▶ [Records provided]:
--- start ---

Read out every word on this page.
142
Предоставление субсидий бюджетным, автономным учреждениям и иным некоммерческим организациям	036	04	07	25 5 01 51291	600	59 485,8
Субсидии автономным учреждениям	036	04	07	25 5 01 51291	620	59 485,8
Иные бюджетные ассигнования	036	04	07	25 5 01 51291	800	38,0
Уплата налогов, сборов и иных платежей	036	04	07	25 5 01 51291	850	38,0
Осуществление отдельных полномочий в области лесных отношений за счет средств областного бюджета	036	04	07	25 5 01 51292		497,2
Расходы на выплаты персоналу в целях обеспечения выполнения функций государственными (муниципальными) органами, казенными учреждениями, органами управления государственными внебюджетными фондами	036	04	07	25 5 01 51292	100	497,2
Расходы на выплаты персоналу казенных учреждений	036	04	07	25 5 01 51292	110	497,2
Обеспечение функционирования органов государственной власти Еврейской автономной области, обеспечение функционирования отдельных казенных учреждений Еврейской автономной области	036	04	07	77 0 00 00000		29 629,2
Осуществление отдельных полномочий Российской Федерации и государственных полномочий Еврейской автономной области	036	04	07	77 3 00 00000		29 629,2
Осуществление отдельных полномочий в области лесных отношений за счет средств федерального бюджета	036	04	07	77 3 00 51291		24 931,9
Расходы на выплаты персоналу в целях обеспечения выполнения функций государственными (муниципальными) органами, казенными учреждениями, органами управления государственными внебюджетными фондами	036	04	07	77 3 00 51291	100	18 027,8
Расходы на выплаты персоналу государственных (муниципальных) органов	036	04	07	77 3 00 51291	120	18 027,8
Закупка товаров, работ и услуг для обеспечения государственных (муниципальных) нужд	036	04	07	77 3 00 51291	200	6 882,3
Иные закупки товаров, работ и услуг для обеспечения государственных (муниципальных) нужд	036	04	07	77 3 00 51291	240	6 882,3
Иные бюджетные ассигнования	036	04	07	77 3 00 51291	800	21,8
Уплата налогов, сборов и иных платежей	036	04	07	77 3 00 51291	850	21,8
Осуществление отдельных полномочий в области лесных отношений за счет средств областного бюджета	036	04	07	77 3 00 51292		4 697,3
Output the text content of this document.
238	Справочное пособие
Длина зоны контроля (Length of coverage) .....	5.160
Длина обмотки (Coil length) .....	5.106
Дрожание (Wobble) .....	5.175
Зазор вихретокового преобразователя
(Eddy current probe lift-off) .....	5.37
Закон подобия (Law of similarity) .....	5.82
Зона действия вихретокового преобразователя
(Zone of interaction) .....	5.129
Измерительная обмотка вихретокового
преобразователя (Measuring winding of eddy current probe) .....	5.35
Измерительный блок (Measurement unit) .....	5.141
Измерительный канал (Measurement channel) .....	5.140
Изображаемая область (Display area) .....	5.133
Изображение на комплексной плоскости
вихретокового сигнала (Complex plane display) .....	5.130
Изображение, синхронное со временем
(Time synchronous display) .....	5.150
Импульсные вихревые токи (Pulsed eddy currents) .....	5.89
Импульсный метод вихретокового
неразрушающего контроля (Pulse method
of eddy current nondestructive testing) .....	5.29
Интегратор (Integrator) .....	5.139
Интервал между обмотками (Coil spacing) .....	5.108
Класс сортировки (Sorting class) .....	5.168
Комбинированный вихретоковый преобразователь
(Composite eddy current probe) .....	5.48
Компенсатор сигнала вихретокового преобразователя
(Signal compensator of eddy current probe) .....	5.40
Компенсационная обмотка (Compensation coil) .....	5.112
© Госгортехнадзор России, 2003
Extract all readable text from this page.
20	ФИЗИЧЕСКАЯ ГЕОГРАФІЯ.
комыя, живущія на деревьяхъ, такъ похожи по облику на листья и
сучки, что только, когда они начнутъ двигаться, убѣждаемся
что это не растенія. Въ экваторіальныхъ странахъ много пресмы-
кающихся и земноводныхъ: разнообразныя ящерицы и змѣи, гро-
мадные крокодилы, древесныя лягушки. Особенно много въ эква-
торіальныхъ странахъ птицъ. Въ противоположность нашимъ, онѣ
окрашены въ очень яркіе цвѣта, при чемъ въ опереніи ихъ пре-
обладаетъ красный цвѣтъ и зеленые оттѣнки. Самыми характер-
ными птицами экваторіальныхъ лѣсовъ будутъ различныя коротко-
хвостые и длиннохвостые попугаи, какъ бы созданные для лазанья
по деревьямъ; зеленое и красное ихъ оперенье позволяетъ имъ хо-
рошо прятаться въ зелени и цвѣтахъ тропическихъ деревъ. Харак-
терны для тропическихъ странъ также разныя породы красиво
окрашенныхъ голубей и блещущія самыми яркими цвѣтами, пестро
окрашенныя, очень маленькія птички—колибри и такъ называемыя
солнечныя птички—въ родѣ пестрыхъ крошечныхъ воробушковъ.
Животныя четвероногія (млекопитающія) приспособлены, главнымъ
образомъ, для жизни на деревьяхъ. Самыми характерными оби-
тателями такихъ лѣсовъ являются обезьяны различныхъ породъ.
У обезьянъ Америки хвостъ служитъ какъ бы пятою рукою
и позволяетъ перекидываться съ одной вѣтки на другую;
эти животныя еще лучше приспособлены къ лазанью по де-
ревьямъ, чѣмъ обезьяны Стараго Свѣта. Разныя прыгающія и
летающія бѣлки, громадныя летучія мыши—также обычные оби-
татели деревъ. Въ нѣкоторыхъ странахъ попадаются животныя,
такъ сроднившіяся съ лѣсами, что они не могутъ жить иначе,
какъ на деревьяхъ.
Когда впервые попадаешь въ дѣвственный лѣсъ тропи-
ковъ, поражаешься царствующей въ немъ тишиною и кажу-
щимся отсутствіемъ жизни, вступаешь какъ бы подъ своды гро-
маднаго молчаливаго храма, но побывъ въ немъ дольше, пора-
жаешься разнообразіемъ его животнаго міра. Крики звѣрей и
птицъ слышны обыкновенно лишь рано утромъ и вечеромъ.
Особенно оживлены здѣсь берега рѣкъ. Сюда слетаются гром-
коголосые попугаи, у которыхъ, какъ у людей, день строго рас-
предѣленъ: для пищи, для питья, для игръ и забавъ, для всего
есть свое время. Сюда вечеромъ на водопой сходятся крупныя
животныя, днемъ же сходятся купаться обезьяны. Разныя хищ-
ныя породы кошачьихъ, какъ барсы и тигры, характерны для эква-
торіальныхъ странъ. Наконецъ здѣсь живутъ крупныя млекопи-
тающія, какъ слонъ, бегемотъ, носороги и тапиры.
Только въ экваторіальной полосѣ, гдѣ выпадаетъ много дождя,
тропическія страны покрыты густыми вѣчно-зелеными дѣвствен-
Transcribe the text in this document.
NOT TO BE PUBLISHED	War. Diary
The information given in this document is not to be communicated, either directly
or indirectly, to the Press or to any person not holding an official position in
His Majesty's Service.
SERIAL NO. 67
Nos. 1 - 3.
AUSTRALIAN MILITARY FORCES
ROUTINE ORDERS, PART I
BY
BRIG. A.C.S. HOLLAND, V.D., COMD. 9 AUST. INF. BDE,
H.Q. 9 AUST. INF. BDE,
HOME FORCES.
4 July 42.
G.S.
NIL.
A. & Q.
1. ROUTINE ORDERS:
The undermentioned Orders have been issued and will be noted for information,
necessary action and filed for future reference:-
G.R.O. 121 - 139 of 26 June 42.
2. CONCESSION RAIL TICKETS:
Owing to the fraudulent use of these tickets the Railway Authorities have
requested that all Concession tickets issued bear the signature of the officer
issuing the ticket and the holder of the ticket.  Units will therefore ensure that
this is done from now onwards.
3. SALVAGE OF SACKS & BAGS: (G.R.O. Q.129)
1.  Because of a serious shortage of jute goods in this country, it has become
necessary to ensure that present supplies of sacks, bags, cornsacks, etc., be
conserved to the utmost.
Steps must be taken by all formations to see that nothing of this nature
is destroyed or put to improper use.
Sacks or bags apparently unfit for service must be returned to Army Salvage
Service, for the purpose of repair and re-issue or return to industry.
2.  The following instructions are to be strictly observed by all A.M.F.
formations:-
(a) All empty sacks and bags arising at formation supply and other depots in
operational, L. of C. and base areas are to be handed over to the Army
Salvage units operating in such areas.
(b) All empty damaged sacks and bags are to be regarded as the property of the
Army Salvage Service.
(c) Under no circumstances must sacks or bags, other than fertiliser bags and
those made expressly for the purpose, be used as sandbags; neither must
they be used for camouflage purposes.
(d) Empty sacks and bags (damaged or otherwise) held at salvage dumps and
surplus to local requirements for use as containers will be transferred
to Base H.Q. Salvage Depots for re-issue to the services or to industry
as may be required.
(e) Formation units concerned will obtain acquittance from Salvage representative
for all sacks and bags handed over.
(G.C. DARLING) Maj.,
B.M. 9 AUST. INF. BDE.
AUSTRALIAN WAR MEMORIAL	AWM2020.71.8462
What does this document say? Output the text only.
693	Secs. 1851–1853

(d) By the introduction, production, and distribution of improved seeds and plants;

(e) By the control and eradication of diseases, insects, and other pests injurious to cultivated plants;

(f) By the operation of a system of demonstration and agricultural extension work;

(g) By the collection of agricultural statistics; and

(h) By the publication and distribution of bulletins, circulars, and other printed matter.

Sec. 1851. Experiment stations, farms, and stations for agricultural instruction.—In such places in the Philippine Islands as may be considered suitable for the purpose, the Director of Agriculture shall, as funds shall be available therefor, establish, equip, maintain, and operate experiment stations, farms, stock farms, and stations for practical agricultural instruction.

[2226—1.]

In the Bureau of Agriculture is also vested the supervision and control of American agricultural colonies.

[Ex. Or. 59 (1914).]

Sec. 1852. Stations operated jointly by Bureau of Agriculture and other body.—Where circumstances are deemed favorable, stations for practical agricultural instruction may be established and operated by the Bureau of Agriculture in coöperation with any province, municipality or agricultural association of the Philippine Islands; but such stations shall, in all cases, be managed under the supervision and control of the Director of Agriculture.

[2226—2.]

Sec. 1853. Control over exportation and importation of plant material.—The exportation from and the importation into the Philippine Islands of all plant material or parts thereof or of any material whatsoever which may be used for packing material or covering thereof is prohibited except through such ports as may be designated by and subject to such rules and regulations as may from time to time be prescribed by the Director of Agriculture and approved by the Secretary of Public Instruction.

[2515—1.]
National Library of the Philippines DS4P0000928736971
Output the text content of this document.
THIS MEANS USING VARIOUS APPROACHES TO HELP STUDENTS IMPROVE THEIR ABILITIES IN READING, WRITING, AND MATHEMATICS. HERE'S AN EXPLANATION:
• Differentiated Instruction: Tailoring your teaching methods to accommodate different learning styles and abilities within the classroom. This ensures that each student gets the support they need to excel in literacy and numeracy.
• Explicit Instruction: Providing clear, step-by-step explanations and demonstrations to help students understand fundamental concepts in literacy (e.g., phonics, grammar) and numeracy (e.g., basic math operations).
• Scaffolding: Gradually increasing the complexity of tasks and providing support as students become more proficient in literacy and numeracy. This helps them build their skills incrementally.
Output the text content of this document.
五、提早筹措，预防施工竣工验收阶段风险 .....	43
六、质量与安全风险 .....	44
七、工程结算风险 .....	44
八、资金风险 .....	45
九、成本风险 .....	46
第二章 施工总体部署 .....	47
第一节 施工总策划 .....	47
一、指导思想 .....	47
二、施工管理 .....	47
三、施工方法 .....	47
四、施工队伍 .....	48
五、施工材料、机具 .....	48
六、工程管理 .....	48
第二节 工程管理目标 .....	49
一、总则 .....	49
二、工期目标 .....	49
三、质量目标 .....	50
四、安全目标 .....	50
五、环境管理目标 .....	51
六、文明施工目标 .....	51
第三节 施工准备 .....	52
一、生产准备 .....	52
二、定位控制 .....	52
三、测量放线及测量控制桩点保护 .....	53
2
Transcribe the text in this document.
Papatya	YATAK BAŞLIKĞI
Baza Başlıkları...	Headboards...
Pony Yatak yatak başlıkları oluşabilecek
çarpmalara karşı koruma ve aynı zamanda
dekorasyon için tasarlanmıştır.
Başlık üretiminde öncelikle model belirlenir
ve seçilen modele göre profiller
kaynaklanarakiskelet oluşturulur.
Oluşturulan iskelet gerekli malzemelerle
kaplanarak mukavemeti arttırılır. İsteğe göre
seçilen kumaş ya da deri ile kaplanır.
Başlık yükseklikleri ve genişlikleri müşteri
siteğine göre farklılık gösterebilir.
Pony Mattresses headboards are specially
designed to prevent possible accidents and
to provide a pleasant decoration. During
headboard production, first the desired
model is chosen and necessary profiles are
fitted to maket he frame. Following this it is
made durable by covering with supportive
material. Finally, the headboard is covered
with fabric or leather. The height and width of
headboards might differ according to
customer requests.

--- end ---

▶ [What the task requires]:
Using the listing above, return all lines where the word "material" occurs.

▶ [Written answer]:
Sec. 1853. Control over exportation and importation of plant material.—The exportation from and the importation into the Philippine Islands of all plant material or parts thereof or of any material whatsoever which may be used for packing material or covering thereof is prohibited except through such ports as may be designated by and subject to such rules and regulations as may from time to time be prescribed by the Director of Agriculture and approved by the Secretary of Public Instruction.
material. Finally, the headboard is covered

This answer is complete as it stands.